Prompt
What follows is a block of records; reproduce all of it verbatim.

Excerpted data
■ ■ ■ ■

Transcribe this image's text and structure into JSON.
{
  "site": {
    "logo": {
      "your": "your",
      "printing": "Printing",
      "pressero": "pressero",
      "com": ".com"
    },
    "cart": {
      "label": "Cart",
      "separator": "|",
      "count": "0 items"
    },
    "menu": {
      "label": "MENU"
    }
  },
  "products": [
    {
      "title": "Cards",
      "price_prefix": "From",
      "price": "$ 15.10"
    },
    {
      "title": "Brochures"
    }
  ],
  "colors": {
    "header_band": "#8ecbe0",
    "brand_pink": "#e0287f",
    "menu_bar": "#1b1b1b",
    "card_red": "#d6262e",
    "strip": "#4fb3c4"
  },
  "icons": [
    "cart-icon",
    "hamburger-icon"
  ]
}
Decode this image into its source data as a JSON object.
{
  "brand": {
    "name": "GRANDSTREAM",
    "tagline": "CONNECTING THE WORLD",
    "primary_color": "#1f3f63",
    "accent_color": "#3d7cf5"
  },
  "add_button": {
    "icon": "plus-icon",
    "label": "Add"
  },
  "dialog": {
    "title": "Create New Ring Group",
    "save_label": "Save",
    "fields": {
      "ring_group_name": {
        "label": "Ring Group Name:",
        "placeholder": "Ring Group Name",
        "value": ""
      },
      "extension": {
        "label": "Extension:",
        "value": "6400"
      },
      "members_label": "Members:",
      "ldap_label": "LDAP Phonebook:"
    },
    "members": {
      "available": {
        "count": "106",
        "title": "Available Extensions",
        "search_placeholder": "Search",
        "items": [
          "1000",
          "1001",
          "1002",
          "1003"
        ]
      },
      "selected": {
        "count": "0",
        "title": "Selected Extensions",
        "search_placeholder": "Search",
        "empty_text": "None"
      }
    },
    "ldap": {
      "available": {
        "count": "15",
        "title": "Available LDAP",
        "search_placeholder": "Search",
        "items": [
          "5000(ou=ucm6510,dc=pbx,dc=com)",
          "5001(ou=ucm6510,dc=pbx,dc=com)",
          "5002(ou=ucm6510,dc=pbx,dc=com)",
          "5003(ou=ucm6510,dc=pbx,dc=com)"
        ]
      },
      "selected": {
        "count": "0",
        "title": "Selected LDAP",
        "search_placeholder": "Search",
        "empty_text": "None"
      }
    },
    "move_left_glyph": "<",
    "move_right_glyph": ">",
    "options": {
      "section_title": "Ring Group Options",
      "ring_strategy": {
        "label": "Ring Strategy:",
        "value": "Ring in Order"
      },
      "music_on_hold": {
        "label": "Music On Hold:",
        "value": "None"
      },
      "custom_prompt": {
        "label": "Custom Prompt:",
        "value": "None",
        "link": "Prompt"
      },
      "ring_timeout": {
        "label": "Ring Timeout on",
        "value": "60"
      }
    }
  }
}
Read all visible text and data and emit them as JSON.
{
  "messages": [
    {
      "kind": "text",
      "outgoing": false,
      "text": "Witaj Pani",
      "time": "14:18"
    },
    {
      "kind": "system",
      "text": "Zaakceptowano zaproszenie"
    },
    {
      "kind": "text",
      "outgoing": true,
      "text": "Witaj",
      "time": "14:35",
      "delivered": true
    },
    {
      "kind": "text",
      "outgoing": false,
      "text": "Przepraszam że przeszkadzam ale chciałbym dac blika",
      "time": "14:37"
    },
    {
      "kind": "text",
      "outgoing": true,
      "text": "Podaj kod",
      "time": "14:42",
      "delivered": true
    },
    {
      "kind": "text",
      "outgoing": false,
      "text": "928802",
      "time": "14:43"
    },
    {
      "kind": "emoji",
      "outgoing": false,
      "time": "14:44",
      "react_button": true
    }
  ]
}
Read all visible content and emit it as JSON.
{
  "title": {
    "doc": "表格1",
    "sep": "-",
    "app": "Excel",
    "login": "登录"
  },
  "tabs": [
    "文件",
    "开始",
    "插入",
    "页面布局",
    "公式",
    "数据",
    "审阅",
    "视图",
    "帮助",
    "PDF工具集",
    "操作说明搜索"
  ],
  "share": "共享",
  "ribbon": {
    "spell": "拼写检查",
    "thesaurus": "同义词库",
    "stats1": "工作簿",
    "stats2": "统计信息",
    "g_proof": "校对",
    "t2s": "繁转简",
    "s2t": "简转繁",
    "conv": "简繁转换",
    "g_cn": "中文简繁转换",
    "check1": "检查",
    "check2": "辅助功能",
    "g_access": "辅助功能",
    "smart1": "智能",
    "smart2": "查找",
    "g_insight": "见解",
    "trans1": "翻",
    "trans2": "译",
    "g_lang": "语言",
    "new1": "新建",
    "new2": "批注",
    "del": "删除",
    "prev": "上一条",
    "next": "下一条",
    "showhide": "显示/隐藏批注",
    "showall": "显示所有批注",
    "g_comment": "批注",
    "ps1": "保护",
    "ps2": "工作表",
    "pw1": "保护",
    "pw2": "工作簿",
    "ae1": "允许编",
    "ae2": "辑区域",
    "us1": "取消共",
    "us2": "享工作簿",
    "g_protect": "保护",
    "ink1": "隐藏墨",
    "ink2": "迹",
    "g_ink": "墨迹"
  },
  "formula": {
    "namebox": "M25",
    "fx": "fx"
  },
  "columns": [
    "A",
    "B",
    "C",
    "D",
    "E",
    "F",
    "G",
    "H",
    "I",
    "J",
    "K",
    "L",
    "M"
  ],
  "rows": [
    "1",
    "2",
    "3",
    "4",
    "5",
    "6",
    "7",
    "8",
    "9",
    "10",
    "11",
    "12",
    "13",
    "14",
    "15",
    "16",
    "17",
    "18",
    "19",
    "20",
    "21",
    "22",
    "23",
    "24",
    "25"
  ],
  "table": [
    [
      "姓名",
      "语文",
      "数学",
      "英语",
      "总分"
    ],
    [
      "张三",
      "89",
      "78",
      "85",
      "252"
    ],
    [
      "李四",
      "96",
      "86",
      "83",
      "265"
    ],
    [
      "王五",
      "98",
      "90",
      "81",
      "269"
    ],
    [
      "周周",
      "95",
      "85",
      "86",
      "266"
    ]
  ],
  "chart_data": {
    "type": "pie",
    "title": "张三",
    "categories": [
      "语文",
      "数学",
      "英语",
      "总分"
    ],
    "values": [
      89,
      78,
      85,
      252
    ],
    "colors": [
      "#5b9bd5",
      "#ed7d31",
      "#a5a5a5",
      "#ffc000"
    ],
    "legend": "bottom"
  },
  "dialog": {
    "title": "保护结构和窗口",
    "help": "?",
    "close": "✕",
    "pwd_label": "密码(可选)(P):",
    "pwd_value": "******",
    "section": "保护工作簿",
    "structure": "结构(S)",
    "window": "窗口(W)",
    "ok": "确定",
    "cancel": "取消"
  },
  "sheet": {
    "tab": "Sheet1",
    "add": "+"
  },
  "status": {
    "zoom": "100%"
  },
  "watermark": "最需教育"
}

■ ■ ■ ■

Answer to the problem
Transcribe this image's text and structure into JSON.
{
  "site": {
    "logo": {
      "your": "your",
      "printing": "Printing",
      "pressero": "pressero",
      "com": ".com"
    },
    "cart": {
      "label": "Cart",
      "separator": "|",
      "count": "0 items"
    },
    "menu": {
      "label": "MENU"
    }
  },
  "products": [
    {
      "title": "Cards",
      "price_prefix": "From",
      "price": "$ 15.10"
    },
    {
      "title": "Brochures"
    }
  ],
  "colors": {
    "header_band": "#8ecbe0",
    "brand_pink": "#e0287f",
    "menu_bar": "#1b1b1b",
    "card_red": "#d6262e",
    "strip": "#4fb3c4"
  },
  "icons": [
    "cart-icon",
    "hamburger-icon"
  ]
}
Decode this image into its source data as a JSON object.
{
  "brand": {
    "name": "GRANDSTREAM",
    "tagline": "CONNECTING THE WORLD",
    "primary_color": "#1f3f63",
    "accent_color": "#3d7cf5"
  },
  "add_button": {
    "icon": "plus-icon",
    "label": "Add"
  },
  "dialog": {
    "title": "Create New Ring Group",
    "save_label": "Save",
    "fields": {
      "ring_group_name": {
        "label": "Ring Group Name:",
        "placeholder": "Ring Group Name",
        "value": ""
      },
      "extension": {
        "label": "Extension:",
        "value": "6400"
      },
      "members_label": "Members:",
      "ldap_label": "LDAP Phonebook:"
    },
    "members": {
      "available": {
        "count": "106",
        "title": "Available Extensions",
        "search_placeholder": "Search",
        "items": [
          "1000",
          "1001",
          "1002",
          "1003"
        ]
      },
      "selected": {
        "count": "0",
        "title": "Selected Extensions",
        "search_placeholder": "Search",
        "empty_text": "None"
      }
    },
    "ldap": {
      "available": {
        "count": "15",
        "title": "Available LDAP",
        "search_placeholder": "Search",
        "items": [
          "5000(ou=ucm6510,dc=pbx,dc=com)",
          "5001(ou=ucm6510,dc=pbx,dc=com)",
          "5002(ou=ucm6510,dc=pbx,dc=com)",
          "5003(ou=ucm6510,dc=pbx,dc=com)"
        ]
      },
      "selected": {
        "count": "0",
        "title": "Selected LDAP",
        "search_placeholder": "Search",
        "empty_text": "None"
      }
    },
    "move_left_glyph": "<",
    "move_right_glyph": ">",
    "options": {
      "section_title": "Ring Group Options",
      "ring_strategy": {
        "label": "Ring Strategy:",
        "value": "Ring in Order"
      },
      "music_on_hold": {
        "label": "Music On Hold:",
        "value": "None"
      },
      "custom_prompt": {
        "label": "Custom Prompt:",
        "value": "None",
        "link": "Prompt"
      },
      "ring_timeout": {
        "label": "Ring Timeout on",
        "value": "60"
      }
    }
  }
}
Read all visible text and data and emit them as JSON.
{
  "messages": [
    {
      "kind": "text",
      "outgoing": false,
      "text": "Witaj Pani",
      "time": "14:18"
    },
    {
      "kind": "system",
      "text": "Zaakceptowano zaproszenie"
    },
    {
      "kind": "text",
      "outgoing": true,
      "text": "Witaj",
      "time": "14:35",
      "delivered": true
    },
    {
      "kind": "text",
      "outgoing": false,
      "text": "Przepraszam że przeszkadzam ale chciałbym dac blika",
      "time": "14:37"
    },
    {
      "kind": "text",
      "outgoing": true,
      "text": "Podaj kod",
      "time": "14:42",
      "delivered": true
    },
    {
      "kind": "text",
      "outgoing": false,
      "text": "928802",
      "time": "14:43"
    },
    {
      "kind": "emoji",
      "outgoing": false,
      "time": "14:44",
      "react_button": true
    }
  ]
}
Read all visible content and emit it as JSON.
{
  "title": {
    "doc": "表格1",
    "sep": "-",
    "app": "Excel",
    "login": "登录"
  },
  "tabs": [
    "文件",
    "开始",
    "插入",
    "页面布局",
    "公式",
    "数据",
    "审阅",
    "视图",
    "帮助",
    "PDF工具集",
    "操作说明搜索"
  ],
  "share": "共享",
  "ribbon": {
    "spell": "拼写检查",
    "thesaurus": "同义词库",
    "stats1": "工作簿",
    "stats2": "统计信息",
    "g_proof": "校对",
    "t2s": "繁转简",
    "s2t": "简转繁",
    "conv": "简繁转换",
    "g_cn": "中文简繁转换",
    "check1": "检查",
    "check2": "辅助功能",
    "g_access": "辅助功能",
    "smart1": "智能",
    "smart2": "查找",
    "g_insight": "见解",
    "trans1": "翻",
    "trans2": "译",
    "g_lang": "语言",
    "new1": "新建",
    "new2": "批注",
    "del": "删除",
    "prev": "上一条",
    "next": "下一条",
    "showhide": "显示/隐藏批注",
    "showall": "显示所有批注",
    "g_comment": "批注",
    "ps1": "保护",
    "ps2": "工作表",
    "pw1": "保护",
    "pw2": "工作簿",
    "ae1": "允许编",
    "ae2": "辑区域",
    "us1": "取消共",
    "us2": "享工作簿",
    "g_protect": "保护",
    "ink1": "隐藏墨",
    "ink2": "迹",
    "g_ink": "墨迹"
  },
  "formula": {
    "namebox": "M25",
    "fx": "fx"
  },
  "columns": [
    "A",
    "B",
    "C",
    "D",
    "E",
    "F",
    "G",
    "H",
    "I",
    "J",
    "K",
    "L",
    "M"
  ],
  "rows": [
    "1",
    "2",
    "3",
    "4",
    "5",
    "6",
    "7",
    "8",
    "9",
    "10",
    "11",
    "12",
    "13",
    "14",
    "15",
    "16",
    "17",
    "18",
    "19",
    "20",
    "21",
    "22",
    "23",
    "24",
    "25"
  ],
  "table": [
    [
      "姓名",
      "语文",
      "数学",
      "英语",
      "总分"
    ],
    [
      "张三",
      "89",
      "78",
      "85",
      "252"
    ],
    [
      "李四",
      "96",
      "86",
      "83",
      "265"
    ],
    [
      "王五",
      "98",
      "90",
      "81",
      "269"
    ],
    [
      "周周",
      "95",
      "85",
      "86",
      "266"
    ]
  ],
  "chart_data": {
    "type": "pie",
    "title": "张三",
    "categories": [
      "语文",
      "数学",
      "英语",
      "总分"
    ],
    "values": [
      89,
      78,
      85,
      252
    ],
    "colors": [
      "#5b9bd5",
      "#ed7d31",
      "#a5a5a5",
      "#ffc000"
    ],
    "legend": "bottom"
  },
  "dialog": {
    "title": "保护结构和窗口",
    "help": "?",
    "close": "✕",
    "pwd_label": "密码(可选)(P):",
    "pwd_value": "******",
    "section": "保护工作簿",
    "structure": "结构(S)",
    "window": "窗口(W)",
    "ok": "确定",
    "cancel": "取消"
  },
  "sheet": {
    "tab": "Sheet1",
    "add": "+"
  },
  "status": {
    "zoom": "100%"
  },
  "watermark": "最需教育"
}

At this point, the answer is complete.